Copy out the listing in full, exactly as written, but not its pictures.
** start Supplied information **
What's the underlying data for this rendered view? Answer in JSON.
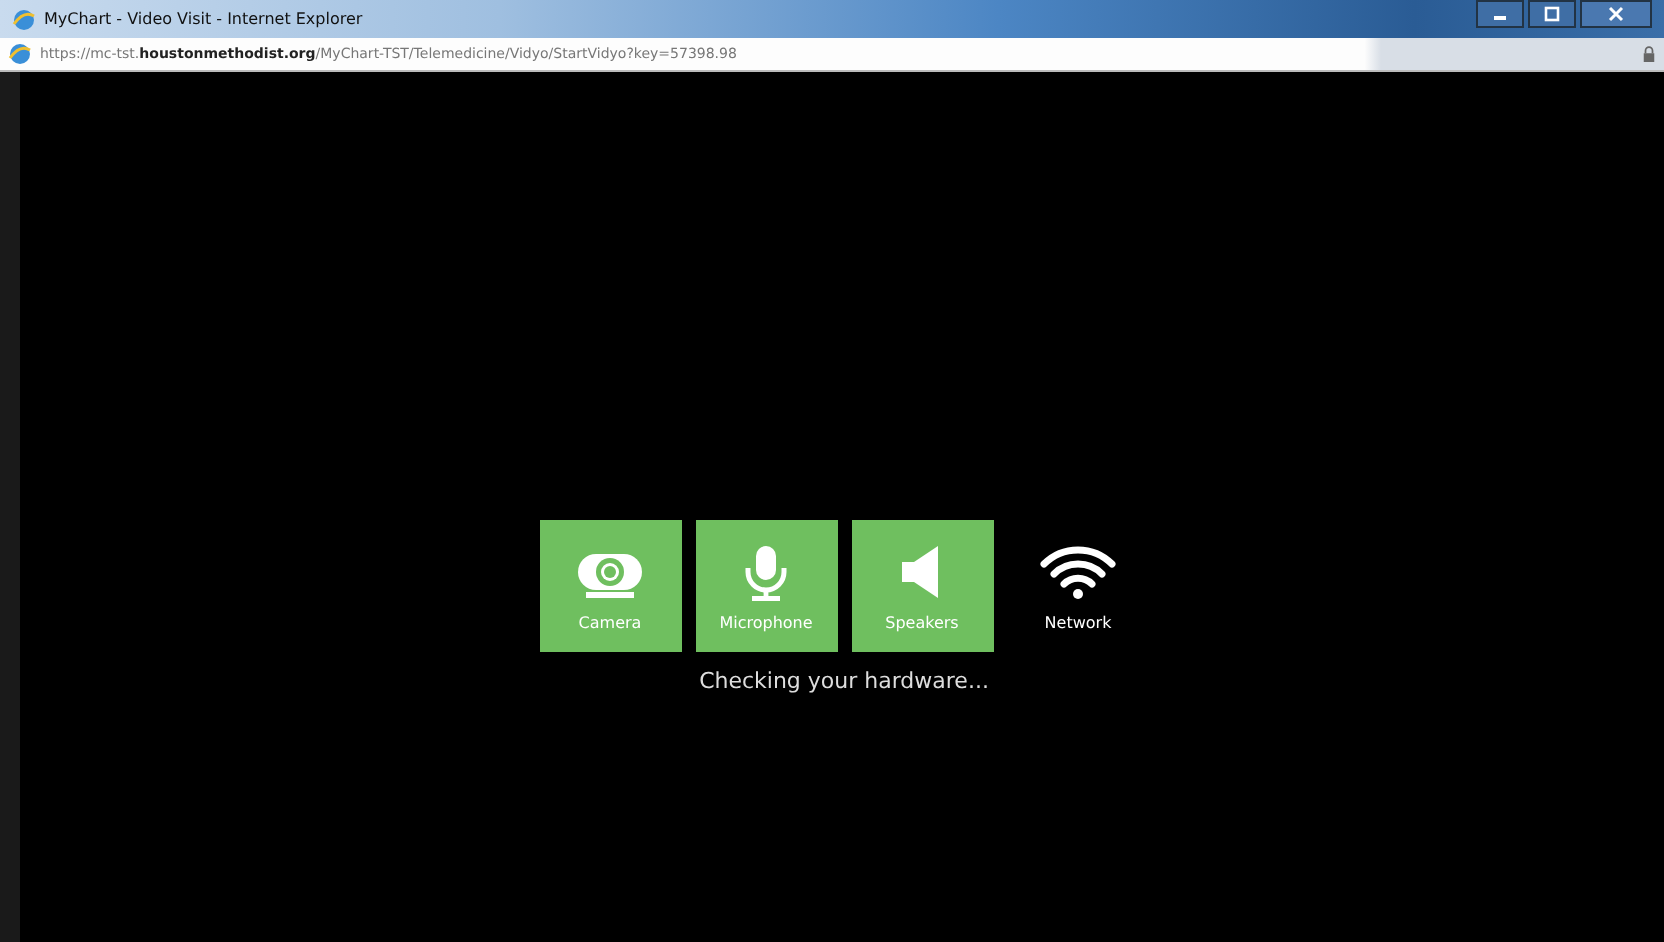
{
  "window": {
    "title": "MyChart - Video Visit - Internet Explorer"
  },
  "address_bar": {
    "url_start": "https://mc-tst.",
    "url_domain": "houstonmethodist.org",
    "url_path": "/MyChart-TST/Telemedicine/Vidyo/StartVidyo?key=57398.98"
  },
  "hardware_checks": [
    {
      "kind": "camera",
      "label": "Camera",
      "done": true
    },
    {
      "kind": "microphone",
      "label": "Microphone",
      "done": true
    },
    {
      "kind": "speakers",
      "label": "Speakers",
      "done": true
    },
    {
      "kind": "network",
      "label": "Network",
      "done": false
    }
  ],
  "status": "Checking your hardware..."
}
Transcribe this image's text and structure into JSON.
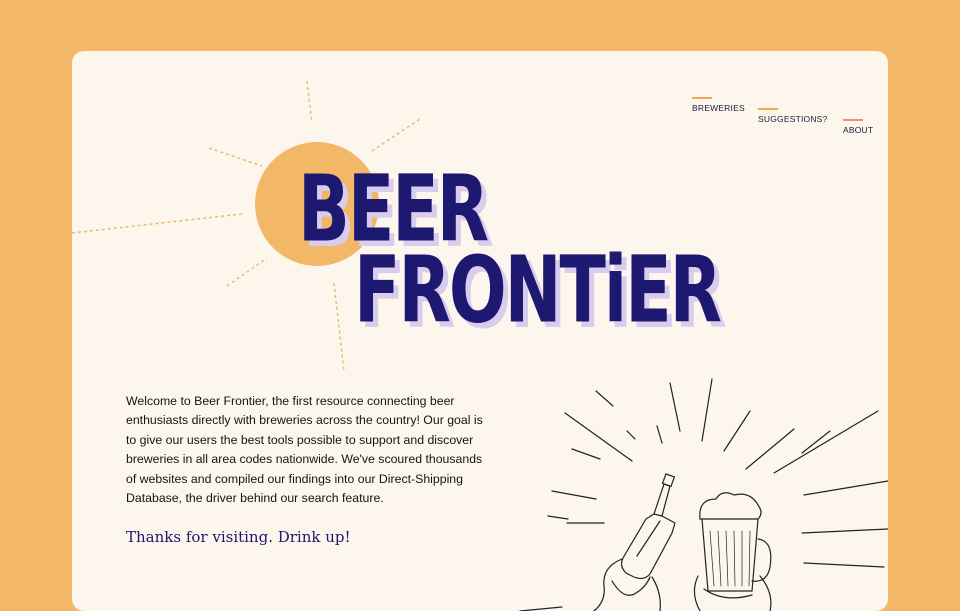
** end Supplied information **
__Reply__.
What's the underlying data for this rendered view? Answer in JSON.
{
  "window": {
    "title": "MyChart - Video Visit - Internet Explorer"
  },
  "address_bar": {
    "url_start": "https://mc-tst.",
    "url_domain": "houstonmethodist.org",
    "url_path": "/MyChart-TST/Telemedicine/Vidyo/StartVidyo?key=57398.98"
  },
  "hardware_checks": [
    {
      "kind": "camera",
      "label": "Camera",
      "done": true
    },
    {
      "kind": "microphone",
      "label": "Microphone",
      "done": true
    },
    {
      "kind": "speakers",
      "label": "Speakers",
      "done": true
    },
    {
      "kind": "network",
      "label": "Network",
      "done": false
    }
  ],
  "status": "Checking your hardware..."
}
Transcribe this image's text and structure into JSON.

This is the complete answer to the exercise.